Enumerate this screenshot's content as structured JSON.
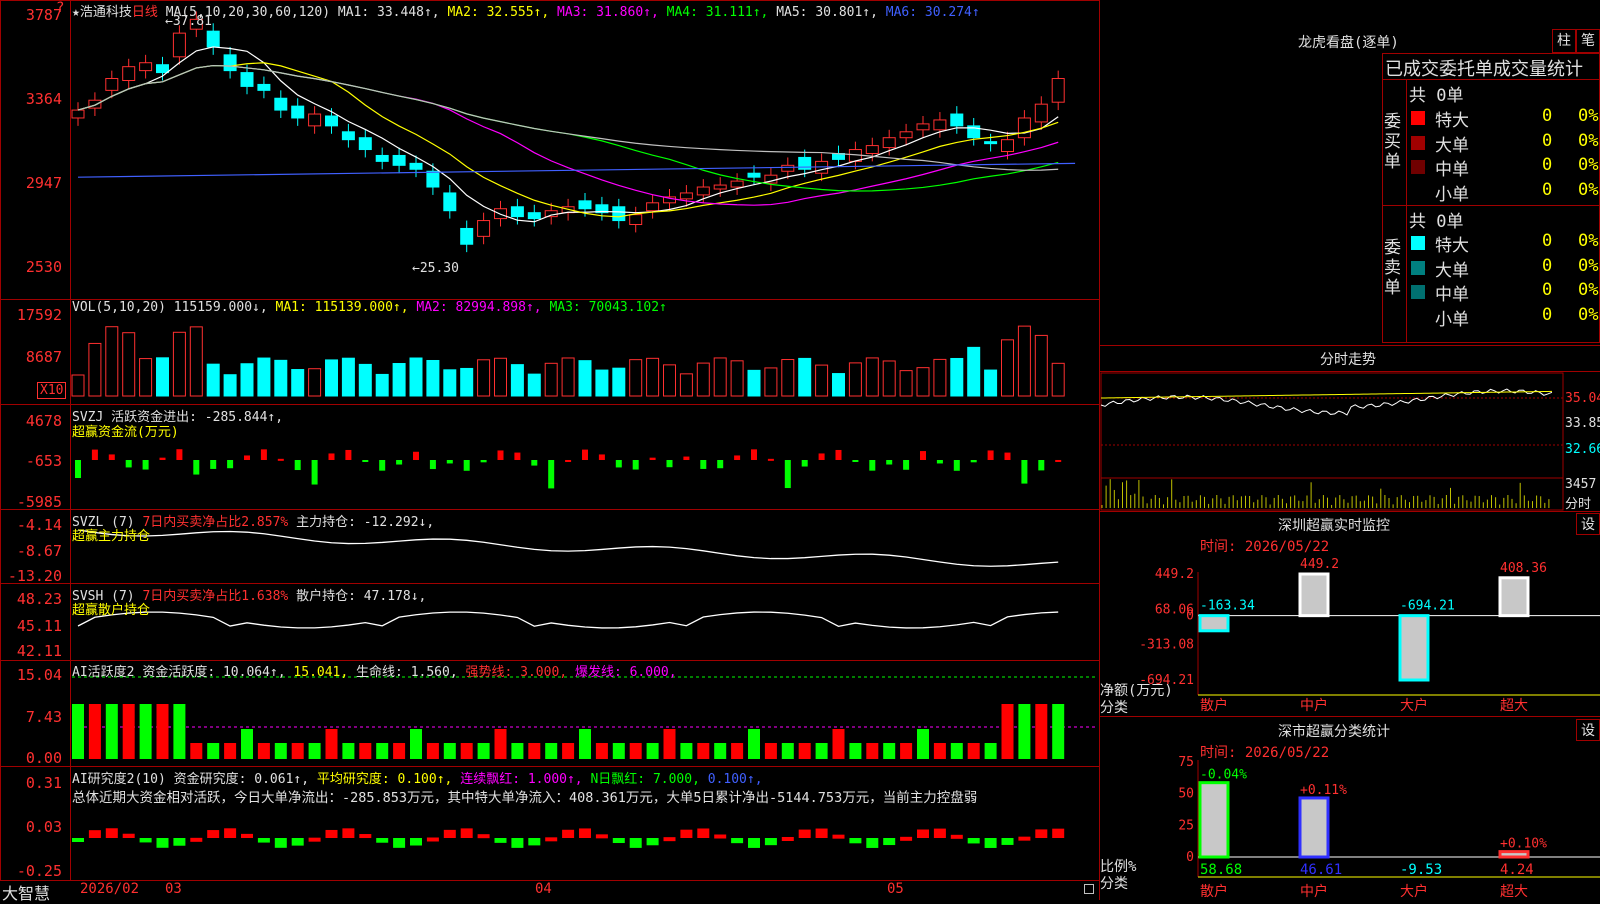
{
  "stock": {
    "star": "★",
    "name": "浩通科技",
    "period": "日线"
  },
  "main": {
    "ma_params": "MA(5,10,20,30,60,120)",
    "ma1": "MA1: 33.448↑,",
    "ma2": "MA2: 32.555↑,",
    "ma3": "MA3: 31.860↑,",
    "ma4": "MA4: 31.111↑,",
    "ma5": "MA5: 30.801↑,",
    "ma6": "MA6: 30.274↑",
    "yaxis": [
      "3787",
      "3364",
      "2947",
      "2530"
    ],
    "high_note": "←37.81",
    "low_note": "←25.30",
    "corner": "?"
  },
  "vol": {
    "params": "VOL(5,10,20)",
    "value": "115159.000↓,",
    "ma1": "MA1: 115139.000↑,",
    "ma2": "MA2: 82994.898↑,",
    "ma3": "MA3: 70043.102↑",
    "yaxis": [
      "17592",
      "8687"
    ],
    "unit": "X10"
  },
  "svzj": {
    "name": "SVZJ",
    "line1": "活跃资金进出: -285.844↑,",
    "line2": "超赢资金流(万元)",
    "yaxis": [
      "4678",
      "-653",
      "-5985"
    ]
  },
  "svzl": {
    "name": "SVZL (7)",
    "pct": "7日内买卖净占比2.857%",
    "hold": "主力持仓: -12.292↓,",
    "line2": "超赢主力持仓",
    "yaxis": [
      "-4.14",
      "-8.67",
      "-13.20"
    ]
  },
  "svsh": {
    "name": "SVSH (7)",
    "pct": "7日内买卖净占比1.638%",
    "hold": "散户持仓: 47.178↓,",
    "line2": "超赢散户持仓",
    "yaxis": [
      "48.23",
      "45.11",
      "42.11"
    ]
  },
  "ai1": {
    "name": "AI活跃度2",
    "v1": "资金活跃度: 10.064↑,",
    "v2": "15.041,",
    "v3": "生命线: 1.560,",
    "v4": "强势线: 3.000,",
    "v5": "爆发线: 6.000,",
    "yaxis": [
      "15.04",
      "7.43",
      "0.00"
    ]
  },
  "ai2": {
    "name": "AI研究度2(10)",
    "v1": "资金研究度: 0.061↑,",
    "v2": "平均研究度: 0.100↑,",
    "v3": "连续飘红: 1.000↑,",
    "v4": "N日飘红: 7.000,",
    "v5": "0.100↑,",
    "summary": "总体近期大资金相对活跃，今日大单净流出：-285.853万元，其中特大单净流入：408.361万元，大单5日累计净出-5144.753万元，当前主力控盘弱",
    "yaxis": [
      "0.31",
      "0.03",
      "-0.25"
    ]
  },
  "xaxis": {
    "brand": "大智慧",
    "labels": [
      "2026/02",
      "03",
      "04",
      "05"
    ]
  },
  "dragon": {
    "title": "龙虎看盘(逐单)",
    "btn1": "柱",
    "btn2": "笔",
    "header": "已成交委托单成交量统计",
    "buy_side": "委买单",
    "sell_side": "委卖单",
    "buy_total": "共 0单",
    "sell_total": "共 0单",
    "buy_rows": [
      {
        "label": "特大",
        "count": "0",
        "pct": "0%",
        "color": "#ff0000"
      },
      {
        "label": "大单",
        "count": "0",
        "pct": "0%",
        "color": "#a00000"
      },
      {
        "label": "中单",
        "count": "0",
        "pct": "0%",
        "color": "#700000"
      },
      {
        "label": "小单",
        "count": "0",
        "pct": "0%",
        "color": "#000000"
      }
    ],
    "sell_rows": [
      {
        "label": "特大",
        "count": "0",
        "pct": "0%",
        "color": "#00ffff"
      },
      {
        "label": "大单",
        "count": "0",
        "pct": "0%",
        "color": "#008080"
      },
      {
        "label": "中单",
        "count": "0",
        "pct": "0%",
        "color": "#007070"
      },
      {
        "label": "小单",
        "count": "0",
        "pct": "0%",
        "color": "#000000"
      }
    ]
  },
  "intraday": {
    "title": "分时走势",
    "yaxis": [
      "35.04",
      "33.85",
      "32.66"
    ],
    "vol": "3457",
    "unit": "分时"
  },
  "sz_monitor": {
    "title": "深圳超赢实时监控",
    "btn": "设",
    "time": "时间: 2026/05/22",
    "yaxis": [
      "449.2",
      "68.06",
      "0",
      "-313.08",
      "-694.21"
    ],
    "ylabel": "净额(万元)",
    "xlabel": "分类",
    "categories": [
      "散户",
      "中户",
      "大户",
      "超大"
    ],
    "values": [
      -163.34,
      449.2,
      -694.21,
      408.36
    ],
    "value_labels": [
      "-163.34",
      "449.2",
      "-694.21",
      "408.36"
    ]
  },
  "sz_class": {
    "title": "深市超赢分类统计",
    "btn": "设",
    "time": "时间: 2026/05/22",
    "yaxis": [
      "75",
      "50",
      "25",
      "0"
    ],
    "ylabel": "比例%",
    "xlabel": "分类",
    "categories": [
      "散户",
      "中户",
      "大户",
      "超大"
    ],
    "values": [
      58.68,
      46.61,
      -9.53,
      4.24
    ],
    "value_labels": [
      "58.68",
      "46.61",
      "-9.53",
      "4.24"
    ],
    "change_labels": [
      "-0.04%",
      "+0.11%",
      "",
      "+0.10%"
    ]
  },
  "colors": {
    "up": "#ff3030",
    "down": "#00ffff",
    "border": "#a00000",
    "ma1": "#ffffff",
    "ma2": "#ffff00",
    "ma3": "#ff00ff",
    "ma4": "#00ff00",
    "ma5": "#c0c0c0",
    "ma6": "#4060ff"
  }
}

──────────────────────────────

> _EXERCISE DIRECTIONS_
Output all the records, word for word, with no pictures in the copy.

> _RESPONSE_
Enumerate this screenshot's content as structured JSON.
{
  "stock": {
    "star": "★",
    "name": "浩通科技",
    "period": "日线"
  },
  "main": {
    "ma_params": "MA(5,10,20,30,60,120)",
    "ma1": "MA1: 33.448↑,",
    "ma2": "MA2: 32.555↑,",
    "ma3": "MA3: 31.860↑,",
    "ma4": "MA4: 31.111↑,",
    "ma5": "MA5: 30.801↑,",
    "ma6": "MA6: 30.274↑",
    "yaxis": [
      "3787",
      "3364",
      "2947",
      "2530"
    ],
    "high_note": "←37.81",
    "low_note": "←25.30",
    "corner": "?"
  },
  "vol": {
    "params": "VOL(5,10,20)",
    "value": "115159.000↓,",
    "ma1": "MA1: 115139.000↑,",
    "ma2": "MA2: 82994.898↑,",
    "ma3": "MA3: 70043.102↑",
    "yaxis": [
      "17592",
      "8687"
    ],
    "unit": "X10"
  },
  "svzj": {
    "name": "SVZJ",
    "line1": "活跃资金进出: -285.844↑,",
    "line2": "超赢资金流(万元)",
    "yaxis": [
      "4678",
      "-653",
      "-5985"
    ]
  },
  "svzl": {
    "name": "SVZL (7)",
    "pct": "7日内买卖净占比2.857%",
    "hold": "主力持仓: -12.292↓,",
    "line2": "超赢主力持仓",
    "yaxis": [
      "-4.14",
      "-8.67",
      "-13.20"
    ]
  },
  "svsh": {
    "name": "SVSH (7)",
    "pct": "7日内买卖净占比1.638%",
    "hold": "散户持仓: 47.178↓,",
    "line2": "超赢散户持仓",
    "yaxis": [
      "48.23",
      "45.11",
      "42.11"
    ]
  },
  "ai1": {
    "name": "AI活跃度2",
    "v1": "资金活跃度: 10.064↑,",
    "v2": "15.041,",
    "v3": "生命线: 1.560,",
    "v4": "强势线: 3.000,",
    "v5": "爆发线: 6.000,",
    "yaxis": [
      "15.04",
      "7.43",
      "0.00"
    ]
  },
  "ai2": {
    "name": "AI研究度2(10)",
    "v1": "资金研究度: 0.061↑,",
    "v2": "平均研究度: 0.100↑,",
    "v3": "连续飘红: 1.000↑,",
    "v4": "N日飘红: 7.000,",
    "v5": "0.100↑,",
    "summary": "总体近期大资金相对活跃，今日大单净流出：-285.853万元，其中特大单净流入：408.361万元，大单5日累计净出-5144.753万元，当前主力控盘弱",
    "yaxis": [
      "0.31",
      "0.03",
      "-0.25"
    ]
  },
  "xaxis": {
    "brand": "大智慧",
    "labels": [
      "2026/02",
      "03",
      "04",
      "05"
    ]
  },
  "dragon": {
    "title": "龙虎看盘(逐单)",
    "btn1": "柱",
    "btn2": "笔",
    "header": "已成交委托单成交量统计",
    "buy_side": "委买单",
    "sell_side": "委卖单",
    "buy_total": "共 0单",
    "sell_total": "共 0单",
    "buy_rows": [
      {
        "label": "特大",
        "count": "0",
        "pct": "0%",
        "color": "#ff0000"
      },
      {
        "label": "大单",
        "count": "0",
        "pct": "0%",
        "color": "#a00000"
      },
      {
        "label": "中单",
        "count": "0",
        "pct": "0%",
        "color": "#700000"
      },
      {
        "label": "小单",
        "count": "0",
        "pct": "0%",
        "color": "#000000"
      }
    ],
    "sell_rows": [
      {
        "label": "特大",
        "count": "0",
        "pct": "0%",
        "color": "#00ffff"
      },
      {
        "label": "大单",
        "count": "0",
        "pct": "0%",
        "color": "#008080"
      },
      {
        "label": "中单",
        "count": "0",
        "pct": "0%",
        "color": "#007070"
      },
      {
        "label": "小单",
        "count": "0",
        "pct": "0%",
        "color": "#000000"
      }
    ]
  },
  "intraday": {
    "title": "分时走势",
    "yaxis": [
      "35.04",
      "33.85",
      "32.66"
    ],
    "vol": "3457",
    "unit": "分时"
  },
  "sz_monitor": {
    "title": "深圳超赢实时监控",
    "btn": "设",
    "time": "时间: 2026/05/22",
    "yaxis": [
      "449.2",
      "68.06",
      "0",
      "-313.08",
      "-694.21"
    ],
    "ylabel": "净额(万元)",
    "xlabel": "分类",
    "categories": [
      "散户",
      "中户",
      "大户",
      "超大"
    ],
    "values": [
      -163.34,
      449.2,
      -694.21,
      408.36
    ],
    "value_labels": [
      "-163.34",
      "449.2",
      "-694.21",
      "408.36"
    ]
  },
  "sz_class": {
    "title": "深市超赢分类统计",
    "btn": "设",
    "time": "时间: 2026/05/22",
    "yaxis": [
      "75",
      "50",
      "25",
      "0"
    ],
    "ylabel": "比例%",
    "xlabel": "分类",
    "categories": [
      "散户",
      "中户",
      "大户",
      "超大"
    ],
    "values": [
      58.68,
      46.61,
      -9.53,
      4.24
    ],
    "value_labels": [
      "58.68",
      "46.61",
      "-9.53",
      "4.24"
    ],
    "change_labels": [
      "-0.04%",
      "+0.11%",
      "",
      "+0.10%"
    ]
  },
  "colors": {
    "up": "#ff3030",
    "down": "#00ffff",
    "border": "#a00000",
    "ma1": "#ffffff",
    "ma2": "#ffff00",
    "ma3": "#ff00ff",
    "ma4": "#00ff00",
    "ma5": "#c0c0c0",
    "ma6": "#4060ff"
  }
}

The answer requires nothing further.